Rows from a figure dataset
***
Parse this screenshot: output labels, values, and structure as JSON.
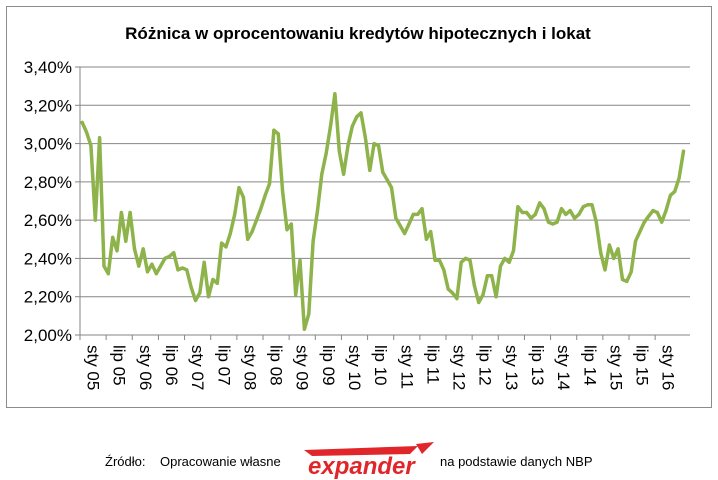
{
  "chart_data": {
    "type": "line",
    "title": "Różnica w oprocentowaniu kredytów hipotecznych i lokat",
    "xlabel": "",
    "ylabel": "",
    "ylim": [
      2.0,
      3.4
    ],
    "y_ticks": [
      "2,00%",
      "2,20%",
      "2,40%",
      "2,60%",
      "2,80%",
      "3,00%",
      "3,20%",
      "3,40%"
    ],
    "x_ticks": [
      "sty 05",
      "lip 05",
      "sty 06",
      "lip 06",
      "sty 07",
      "lip 07",
      "sty 08",
      "lip 08",
      "sty 09",
      "lip 09",
      "sty 10",
      "lip 10",
      "sty 11",
      "lip 11",
      "sty 12",
      "lip 12",
      "sty 13",
      "lip 13",
      "sty 14",
      "lip 14",
      "sty 15",
      "lip 15",
      "sty 16"
    ],
    "grid": true,
    "legend": "none",
    "line_color": "#8db34a",
    "series": [
      {
        "values": [
          3.11,
          3.06,
          2.99,
          2.6,
          3.03,
          2.36,
          2.32,
          2.51,
          2.44,
          2.64,
          2.49,
          2.64,
          2.45,
          2.36,
          2.45,
          2.33,
          2.37,
          2.32,
          2.36,
          2.4,
          2.41,
          2.43,
          2.34,
          2.35,
          2.34,
          2.25,
          2.18,
          2.22,
          2.38,
          2.2,
          2.29,
          2.27,
          2.48,
          2.46,
          2.53,
          2.63,
          2.77,
          2.72,
          2.5,
          2.54,
          2.6,
          2.66,
          2.73,
          2.79,
          3.07,
          3.05,
          2.75,
          2.55,
          2.58,
          2.21,
          2.39,
          2.03,
          2.11,
          2.49,
          2.65,
          2.84,
          2.95,
          3.09,
          3.26,
          2.96,
          2.84,
          2.99,
          3.09,
          3.14,
          3.16,
          3.03,
          2.86,
          3.0,
          2.99,
          2.85,
          2.81,
          2.77,
          2.61,
          2.57,
          2.53,
          2.58,
          2.63,
          2.63,
          2.66,
          2.5,
          2.54,
          2.39,
          2.39,
          2.34,
          2.24,
          2.22,
          2.19,
          2.38,
          2.4,
          2.39,
          2.26,
          2.17,
          2.21,
          2.31,
          2.31,
          2.2,
          2.36,
          2.4,
          2.38,
          2.44,
          2.67,
          2.64,
          2.64,
          2.61,
          2.63,
          2.69,
          2.66,
          2.59,
          2.58,
          2.59,
          2.66,
          2.63,
          2.65,
          2.61,
          2.63,
          2.67,
          2.68,
          2.68,
          2.59,
          2.43,
          2.34,
          2.47,
          2.4,
          2.45,
          2.29,
          2.28,
          2.33,
          2.49,
          2.54,
          2.59,
          2.62,
          2.65,
          2.64,
          2.59,
          2.65,
          2.73,
          2.75,
          2.82,
          2.96
        ]
      }
    ]
  },
  "footer": {
    "source_label": "Źródło:",
    "source_text": "Opracowanie własne",
    "logo_text": "expander",
    "source_suffix": "na podstawie  danych NBP"
  }
}
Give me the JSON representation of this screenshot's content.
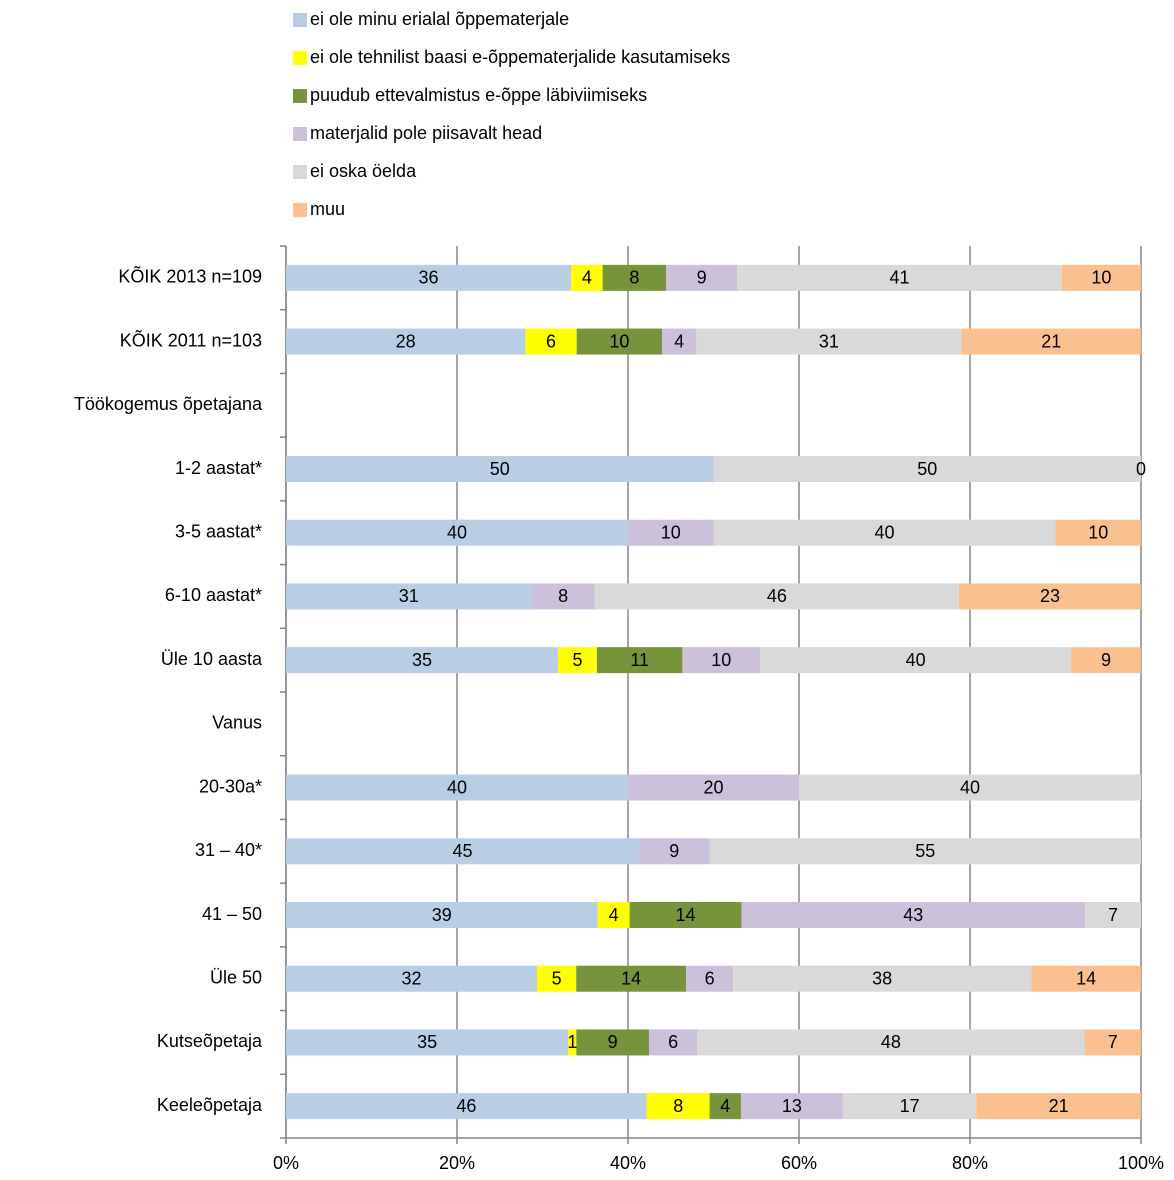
{
  "chart_data": {
    "type": "bar",
    "orientation": "horizontal",
    "stacked": "percent",
    "categories": [
      "KÕIK 2013 n=109",
      "KÕIK 2011 n=103",
      "Töökogemus õpetajana",
      "1-2 aastat*",
      "3-5 aastat*",
      "6-10 aastat*",
      "Üle 10 aasta",
      "Vanus",
      "20-30a*",
      "31 – 40*",
      "41 – 50",
      "Üle 50",
      "Kutseõpetaja",
      "Keeleõpetaja"
    ],
    "series": [
      {
        "name": "ei ole minu erialal õppematerjale",
        "color": "#b9cde5",
        "values": [
          36,
          28,
          null,
          50,
          40,
          31,
          35,
          null,
          40,
          45,
          39,
          32,
          35,
          46
        ]
      },
      {
        "name": "ei ole tehnilist baasi e-õppematerjalide kasutamiseks",
        "color": "#ffff00",
        "values": [
          4,
          6,
          null,
          null,
          null,
          null,
          5,
          null,
          null,
          null,
          4,
          5,
          1,
          8
        ]
      },
      {
        "name": "puudub ettevalmistus e-õppe läbiviimiseks",
        "color": "#77933c",
        "values": [
          8,
          10,
          null,
          null,
          null,
          null,
          11,
          null,
          null,
          null,
          14,
          14,
          9,
          4
        ]
      },
      {
        "name": "materjalid pole piisavalt head",
        "color": "#ccc1da",
        "values": [
          9,
          4,
          null,
          null,
          10,
          8,
          10,
          null,
          20,
          9,
          43,
          6,
          6,
          13
        ]
      },
      {
        "name": "ei oska öelda",
        "color": "#d9d9d9",
        "values": [
          41,
          31,
          null,
          50,
          40,
          46,
          40,
          null,
          40,
          55,
          7,
          38,
          48,
          17
        ]
      },
      {
        "name": "muu",
        "color": "#fac090",
        "values": [
          10,
          21,
          null,
          0,
          10,
          23,
          9,
          null,
          null,
          null,
          null,
          14,
          7,
          21
        ]
      }
    ],
    "xlim": [
      0,
      100
    ],
    "xticks": [
      {
        "value": 0,
        "label": "0%"
      },
      {
        "value": 20,
        "label": "20%"
      },
      {
        "value": 40,
        "label": "40%"
      },
      {
        "value": 60,
        "label": "60%"
      },
      {
        "value": 80,
        "label": "80%"
      },
      {
        "value": 100,
        "label": "100%"
      }
    ],
    "grid": true,
    "legend": "top"
  }
}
***
_What to do_:
Pull out all lines containing the word "JSON" from the entries above.

_Response to the exercise_:
Parse this screenshot: output labels, values, and structure as JSON.
Give me the JSON representation of this screenshot's content.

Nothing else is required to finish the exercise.